WORK REQUIRED: Reproduce the lines of the material exactly, excluding every image.

ROWS:

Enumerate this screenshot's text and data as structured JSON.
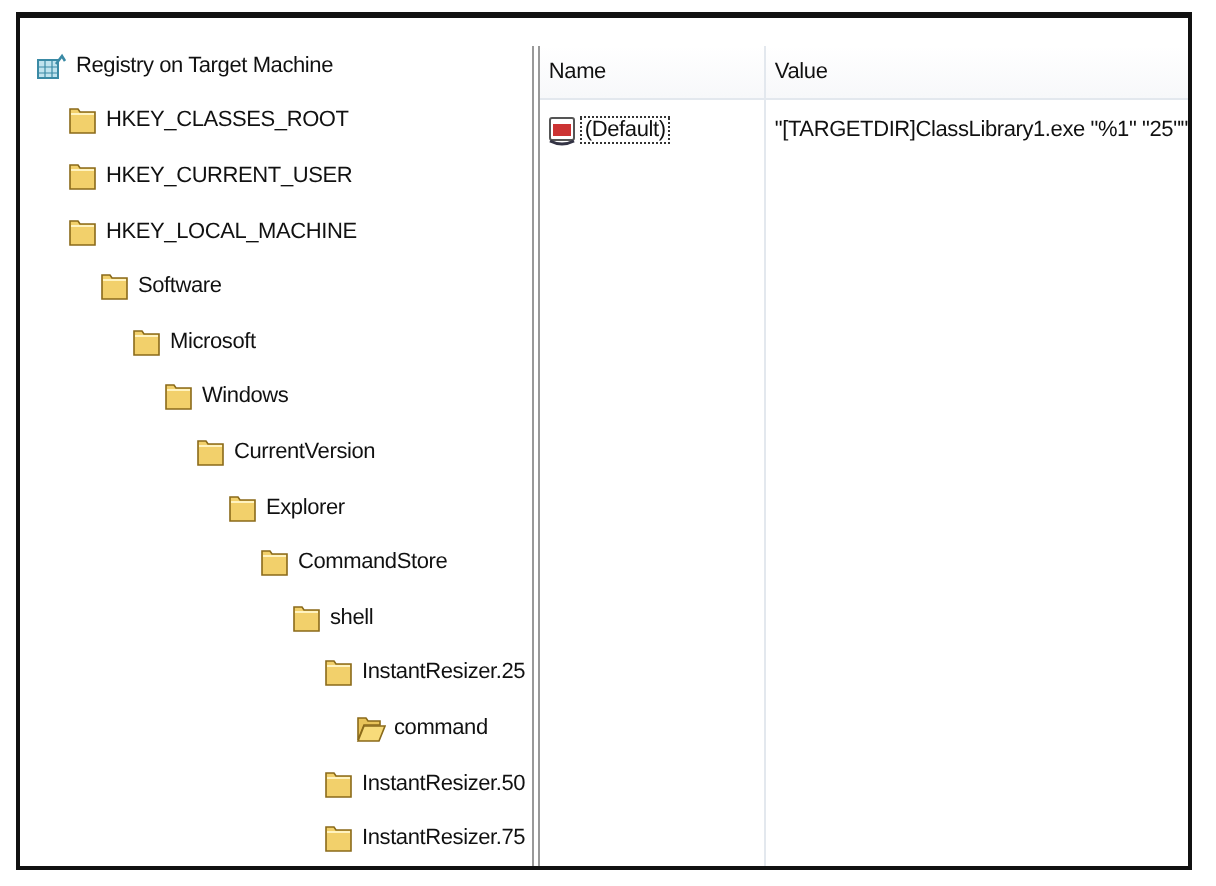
{
  "tree": {
    "label": "Registry on Target Machine",
    "children": [
      {
        "label": "HKEY_CLASSES_ROOT",
        "selected": false
      },
      {
        "label": "HKEY_CURRENT_USER",
        "selected": false
      },
      {
        "label": "HKEY_LOCAL_MACHINE",
        "selected": false,
        "children": [
          {
            "label": "Software",
            "selected": false,
            "children": [
              {
                "label": "Microsoft",
                "selected": false,
                "children": [
                  {
                    "label": "Windows",
                    "selected": false,
                    "children": [
                      {
                        "label": "CurrentVersion",
                        "selected": false,
                        "children": [
                          {
                            "label": "Explorer",
                            "selected": false,
                            "children": [
                              {
                                "label": "CommandStore",
                                "selected": false,
                                "children": [
                                  {
                                    "label": "shell",
                                    "selected": false,
                                    "children": [
                                      {
                                        "label": "InstantResizer.25",
                                        "selected": false,
                                        "children": [
                                          {
                                            "label": "command",
                                            "selected": true
                                          }
                                        ]
                                      },
                                      {
                                        "label": "InstantResizer.50",
                                        "selected": false
                                      },
                                      {
                                        "label": "InstantResizer.75",
                                        "selected": false
                                      }
                                    ]
                                  }
                                ]
                              }
                            ]
                          }
                        ]
                      }
                    ]
                  }
                ]
              }
            ]
          }
        ]
      }
    ]
  },
  "values": {
    "columns": [
      "Name",
      "Value"
    ],
    "rows": [
      {
        "name": "(Default)",
        "value": "\"[TARGETDIR]ClassLibrary1.exe \"%1\" \"25\"\"",
        "focused": true
      }
    ]
  }
}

FULL RESPONSE:
Enumerate this screenshot's text and data as structured JSON.
{
  "tree": {
    "label": "Registry on Target Machine",
    "children": [
      {
        "label": "HKEY_CLASSES_ROOT",
        "selected": false
      },
      {
        "label": "HKEY_CURRENT_USER",
        "selected": false
      },
      {
        "label": "HKEY_LOCAL_MACHINE",
        "selected": false,
        "children": [
          {
            "label": "Software",
            "selected": false,
            "children": [
              {
                "label": "Microsoft",
                "selected": false,
                "children": [
                  {
                    "label": "Windows",
                    "selected": false,
                    "children": [
                      {
                        "label": "CurrentVersion",
                        "selected": false,
                        "children": [
                          {
                            "label": "Explorer",
                            "selected": false,
                            "children": [
                              {
                                "label": "CommandStore",
                                "selected": false,
                                "children": [
                                  {
                                    "label": "shell",
                                    "selected": false,
                                    "children": [
                                      {
                                        "label": "InstantResizer.25",
                                        "selected": false,
                                        "children": [
                                          {
                                            "label": "command",
                                            "selected": true
                                          }
                                        ]
                                      },
                                      {
                                        "label": "InstantResizer.50",
                                        "selected": false
                                      },
                                      {
                                        "label": "InstantResizer.75",
                                        "selected": false
                                      }
                                    ]
                                  }
                                ]
                              }
                            ]
                          }
                        ]
                      }
                    ]
                  }
                ]
              }
            ]
          }
        ]
      }
    ]
  },
  "values": {
    "columns": [
      "Name",
      "Value"
    ],
    "rows": [
      {
        "name": "(Default)",
        "value": "\"[TARGETDIR]ClassLibrary1.exe \"%1\" \"25\"\"",
        "focused": true
      }
    ]
  }
}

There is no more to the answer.